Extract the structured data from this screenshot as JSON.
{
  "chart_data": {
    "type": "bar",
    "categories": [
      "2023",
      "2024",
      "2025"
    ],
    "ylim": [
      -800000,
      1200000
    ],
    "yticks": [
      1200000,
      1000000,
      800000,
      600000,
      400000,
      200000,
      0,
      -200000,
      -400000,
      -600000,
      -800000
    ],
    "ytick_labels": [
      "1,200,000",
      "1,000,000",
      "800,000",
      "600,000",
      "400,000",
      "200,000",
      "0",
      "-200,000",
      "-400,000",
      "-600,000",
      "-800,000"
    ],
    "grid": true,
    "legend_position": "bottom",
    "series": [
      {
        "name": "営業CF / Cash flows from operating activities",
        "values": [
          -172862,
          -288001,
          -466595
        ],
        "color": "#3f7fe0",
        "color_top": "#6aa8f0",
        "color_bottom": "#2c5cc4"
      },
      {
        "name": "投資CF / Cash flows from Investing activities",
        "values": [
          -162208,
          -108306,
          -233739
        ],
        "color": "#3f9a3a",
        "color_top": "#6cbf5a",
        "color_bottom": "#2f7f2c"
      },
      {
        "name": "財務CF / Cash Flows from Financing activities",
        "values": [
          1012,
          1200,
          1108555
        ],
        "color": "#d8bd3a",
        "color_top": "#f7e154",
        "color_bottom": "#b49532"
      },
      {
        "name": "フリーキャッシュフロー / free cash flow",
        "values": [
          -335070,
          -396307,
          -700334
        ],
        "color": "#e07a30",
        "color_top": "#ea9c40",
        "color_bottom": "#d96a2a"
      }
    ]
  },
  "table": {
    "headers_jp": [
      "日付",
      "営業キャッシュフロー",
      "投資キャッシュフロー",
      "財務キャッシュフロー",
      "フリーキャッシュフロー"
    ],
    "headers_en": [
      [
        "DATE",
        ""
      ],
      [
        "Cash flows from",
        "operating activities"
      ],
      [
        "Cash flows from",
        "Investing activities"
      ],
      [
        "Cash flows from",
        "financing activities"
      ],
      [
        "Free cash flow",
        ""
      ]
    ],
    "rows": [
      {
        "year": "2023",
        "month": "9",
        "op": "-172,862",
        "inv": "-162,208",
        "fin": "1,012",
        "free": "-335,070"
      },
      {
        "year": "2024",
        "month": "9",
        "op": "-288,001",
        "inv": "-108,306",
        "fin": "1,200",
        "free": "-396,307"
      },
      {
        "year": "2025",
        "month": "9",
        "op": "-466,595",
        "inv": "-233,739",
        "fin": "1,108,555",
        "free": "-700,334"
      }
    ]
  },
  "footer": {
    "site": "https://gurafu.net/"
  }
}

> **EXERCISE**
The entries above must be returned exactly.

> **ANSWER TO THIS TASK**
Extract the structured data from this screenshot as JSON.
{
  "chart_data": {
    "type": "bar",
    "categories": [
      "2023",
      "2024",
      "2025"
    ],
    "ylim": [
      -800000,
      1200000
    ],
    "yticks": [
      1200000,
      1000000,
      800000,
      600000,
      400000,
      200000,
      0,
      -200000,
      -400000,
      -600000,
      -800000
    ],
    "ytick_labels": [
      "1,200,000",
      "1,000,000",
      "800,000",
      "600,000",
      "400,000",
      "200,000",
      "0",
      "-200,000",
      "-400,000",
      "-600,000",
      "-800,000"
    ],
    "grid": true,
    "legend_position": "bottom",
    "series": [
      {
        "name": "営業CF / Cash flows from operating activities",
        "values": [
          -172862,
          -288001,
          -466595
        ],
        "color": "#3f7fe0",
        "color_top": "#6aa8f0",
        "color_bottom": "#2c5cc4"
      },
      {
        "name": "投資CF / Cash flows from Investing activities",
        "values": [
          -162208,
          -108306,
          -233739
        ],
        "color": "#3f9a3a",
        "color_top": "#6cbf5a",
        "color_bottom": "#2f7f2c"
      },
      {
        "name": "財務CF / Cash Flows from Financing activities",
        "values": [
          1012,
          1200,
          1108555
        ],
        "color": "#d8bd3a",
        "color_top": "#f7e154",
        "color_bottom": "#b49532"
      },
      {
        "name": "フリーキャッシュフロー / free cash flow",
        "values": [
          -335070,
          -396307,
          -700334
        ],
        "color": "#e07a30",
        "color_top": "#ea9c40",
        "color_bottom": "#d96a2a"
      }
    ]
  },
  "table": {
    "headers_jp": [
      "日付",
      "営業キャッシュフロー",
      "投資キャッシュフロー",
      "財務キャッシュフロー",
      "フリーキャッシュフロー"
    ],
    "headers_en": [
      [
        "DATE",
        ""
      ],
      [
        "Cash flows from",
        "operating activities"
      ],
      [
        "Cash flows from",
        "Investing activities"
      ],
      [
        "Cash flows from",
        "financing activities"
      ],
      [
        "Free cash flow",
        ""
      ]
    ],
    "rows": [
      {
        "year": "2023",
        "month": "9",
        "op": "-172,862",
        "inv": "-162,208",
        "fin": "1,012",
        "free": "-335,070"
      },
      {
        "year": "2024",
        "month": "9",
        "op": "-288,001",
        "inv": "-108,306",
        "fin": "1,200",
        "free": "-396,307"
      },
      {
        "year": "2025",
        "month": "9",
        "op": "-466,595",
        "inv": "-233,739",
        "fin": "1,108,555",
        "free": "-700,334"
      }
    ]
  },
  "footer": {
    "site": "https://gurafu.net/"
  }
}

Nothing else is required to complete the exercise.